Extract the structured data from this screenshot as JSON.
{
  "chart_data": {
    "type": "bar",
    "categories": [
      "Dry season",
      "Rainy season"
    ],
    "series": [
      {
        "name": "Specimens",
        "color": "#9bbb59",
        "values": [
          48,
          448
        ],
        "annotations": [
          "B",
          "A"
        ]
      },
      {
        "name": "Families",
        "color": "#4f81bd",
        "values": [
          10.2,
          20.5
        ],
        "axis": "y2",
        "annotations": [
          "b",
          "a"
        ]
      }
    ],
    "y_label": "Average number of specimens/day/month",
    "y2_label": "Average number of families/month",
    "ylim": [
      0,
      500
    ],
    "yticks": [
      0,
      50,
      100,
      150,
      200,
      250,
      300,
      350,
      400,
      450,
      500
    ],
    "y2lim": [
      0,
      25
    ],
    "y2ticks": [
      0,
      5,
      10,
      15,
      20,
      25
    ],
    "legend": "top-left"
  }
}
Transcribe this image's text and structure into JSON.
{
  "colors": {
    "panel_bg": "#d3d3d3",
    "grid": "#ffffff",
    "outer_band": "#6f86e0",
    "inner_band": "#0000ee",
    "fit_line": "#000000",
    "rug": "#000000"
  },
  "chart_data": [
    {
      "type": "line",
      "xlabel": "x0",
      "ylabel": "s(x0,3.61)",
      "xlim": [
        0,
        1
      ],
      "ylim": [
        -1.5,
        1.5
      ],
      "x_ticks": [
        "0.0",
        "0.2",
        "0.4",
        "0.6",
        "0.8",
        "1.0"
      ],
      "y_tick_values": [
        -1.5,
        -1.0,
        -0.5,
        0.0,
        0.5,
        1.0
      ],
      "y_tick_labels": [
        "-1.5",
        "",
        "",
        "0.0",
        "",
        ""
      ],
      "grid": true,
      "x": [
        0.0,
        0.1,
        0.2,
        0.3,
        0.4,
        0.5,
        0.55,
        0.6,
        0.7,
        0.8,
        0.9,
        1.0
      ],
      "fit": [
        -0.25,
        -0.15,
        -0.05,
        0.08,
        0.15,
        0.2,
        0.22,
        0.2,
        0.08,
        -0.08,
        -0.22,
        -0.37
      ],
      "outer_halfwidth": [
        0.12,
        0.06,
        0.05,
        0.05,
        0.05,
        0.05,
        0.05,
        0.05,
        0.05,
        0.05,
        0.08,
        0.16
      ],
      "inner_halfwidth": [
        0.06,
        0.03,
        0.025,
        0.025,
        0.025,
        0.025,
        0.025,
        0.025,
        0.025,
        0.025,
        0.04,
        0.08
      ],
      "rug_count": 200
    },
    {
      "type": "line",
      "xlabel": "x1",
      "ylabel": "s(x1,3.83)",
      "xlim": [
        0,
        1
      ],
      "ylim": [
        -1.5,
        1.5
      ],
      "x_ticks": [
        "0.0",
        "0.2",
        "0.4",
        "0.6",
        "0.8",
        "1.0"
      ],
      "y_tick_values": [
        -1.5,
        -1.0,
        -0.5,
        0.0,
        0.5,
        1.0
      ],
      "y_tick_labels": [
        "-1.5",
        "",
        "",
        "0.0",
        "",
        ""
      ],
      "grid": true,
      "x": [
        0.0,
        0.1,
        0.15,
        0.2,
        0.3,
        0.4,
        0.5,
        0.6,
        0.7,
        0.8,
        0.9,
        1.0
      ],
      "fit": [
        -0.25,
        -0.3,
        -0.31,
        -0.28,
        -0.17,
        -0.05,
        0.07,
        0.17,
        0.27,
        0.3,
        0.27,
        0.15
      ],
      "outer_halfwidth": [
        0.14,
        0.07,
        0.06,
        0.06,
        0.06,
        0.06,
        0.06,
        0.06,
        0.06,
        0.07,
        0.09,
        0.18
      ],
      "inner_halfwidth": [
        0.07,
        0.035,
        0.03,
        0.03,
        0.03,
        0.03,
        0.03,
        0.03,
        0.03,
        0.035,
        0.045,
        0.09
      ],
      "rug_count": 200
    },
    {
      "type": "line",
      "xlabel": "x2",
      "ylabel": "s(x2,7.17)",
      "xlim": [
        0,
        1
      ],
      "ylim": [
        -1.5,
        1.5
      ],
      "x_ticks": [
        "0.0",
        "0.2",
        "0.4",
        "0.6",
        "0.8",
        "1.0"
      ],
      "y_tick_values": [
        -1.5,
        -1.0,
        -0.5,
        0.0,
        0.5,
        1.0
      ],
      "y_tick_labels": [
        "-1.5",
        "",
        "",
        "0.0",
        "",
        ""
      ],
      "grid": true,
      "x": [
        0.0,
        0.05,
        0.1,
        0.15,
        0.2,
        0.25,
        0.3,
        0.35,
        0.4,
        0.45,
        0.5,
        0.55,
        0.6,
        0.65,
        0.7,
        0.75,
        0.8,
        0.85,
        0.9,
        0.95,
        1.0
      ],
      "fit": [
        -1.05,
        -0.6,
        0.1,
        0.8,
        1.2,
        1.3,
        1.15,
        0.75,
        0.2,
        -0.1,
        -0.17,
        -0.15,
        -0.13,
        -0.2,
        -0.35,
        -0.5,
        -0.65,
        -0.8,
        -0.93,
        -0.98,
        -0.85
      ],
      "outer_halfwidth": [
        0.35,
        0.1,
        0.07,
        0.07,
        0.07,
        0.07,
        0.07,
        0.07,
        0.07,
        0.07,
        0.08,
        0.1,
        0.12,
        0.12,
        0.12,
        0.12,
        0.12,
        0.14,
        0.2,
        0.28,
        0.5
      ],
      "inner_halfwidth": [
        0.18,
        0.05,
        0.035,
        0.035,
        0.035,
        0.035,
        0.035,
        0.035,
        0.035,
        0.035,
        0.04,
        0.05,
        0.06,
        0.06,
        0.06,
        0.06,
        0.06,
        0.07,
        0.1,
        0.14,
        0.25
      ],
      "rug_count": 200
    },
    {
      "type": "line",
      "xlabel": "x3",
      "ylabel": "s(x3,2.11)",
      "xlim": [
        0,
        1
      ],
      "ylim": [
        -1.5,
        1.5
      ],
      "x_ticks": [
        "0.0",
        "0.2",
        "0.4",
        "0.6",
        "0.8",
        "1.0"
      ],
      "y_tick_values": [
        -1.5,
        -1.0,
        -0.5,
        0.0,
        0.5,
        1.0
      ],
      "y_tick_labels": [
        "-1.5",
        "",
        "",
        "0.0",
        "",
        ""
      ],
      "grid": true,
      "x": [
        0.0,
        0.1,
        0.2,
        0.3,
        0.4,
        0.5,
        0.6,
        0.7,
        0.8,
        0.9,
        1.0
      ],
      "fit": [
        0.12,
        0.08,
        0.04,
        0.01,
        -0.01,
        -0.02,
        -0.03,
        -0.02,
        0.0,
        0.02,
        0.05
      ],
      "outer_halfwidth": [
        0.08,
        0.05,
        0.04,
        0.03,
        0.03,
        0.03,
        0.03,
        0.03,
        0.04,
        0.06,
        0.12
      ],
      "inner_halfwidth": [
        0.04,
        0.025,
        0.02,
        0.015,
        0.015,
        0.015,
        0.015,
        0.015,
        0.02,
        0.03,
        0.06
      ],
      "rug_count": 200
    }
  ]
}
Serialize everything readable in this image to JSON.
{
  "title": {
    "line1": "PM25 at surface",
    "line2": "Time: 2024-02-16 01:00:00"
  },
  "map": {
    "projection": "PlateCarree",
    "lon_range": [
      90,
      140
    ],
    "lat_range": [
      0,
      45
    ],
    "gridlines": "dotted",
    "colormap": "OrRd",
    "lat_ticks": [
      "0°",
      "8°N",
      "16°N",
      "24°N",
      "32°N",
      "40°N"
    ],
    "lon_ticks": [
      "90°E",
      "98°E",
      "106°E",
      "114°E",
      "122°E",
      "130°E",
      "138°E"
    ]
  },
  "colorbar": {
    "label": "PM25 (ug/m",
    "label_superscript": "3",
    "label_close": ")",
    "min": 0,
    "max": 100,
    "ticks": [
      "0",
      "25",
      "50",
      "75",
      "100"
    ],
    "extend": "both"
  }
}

■ Task
Each line that holds the word "xlabel" is to be copied.

■ Answer
      "xlabel": "x0",
      "xlabel": "x1",
      "xlabel": "x2",
      "xlabel": "x3",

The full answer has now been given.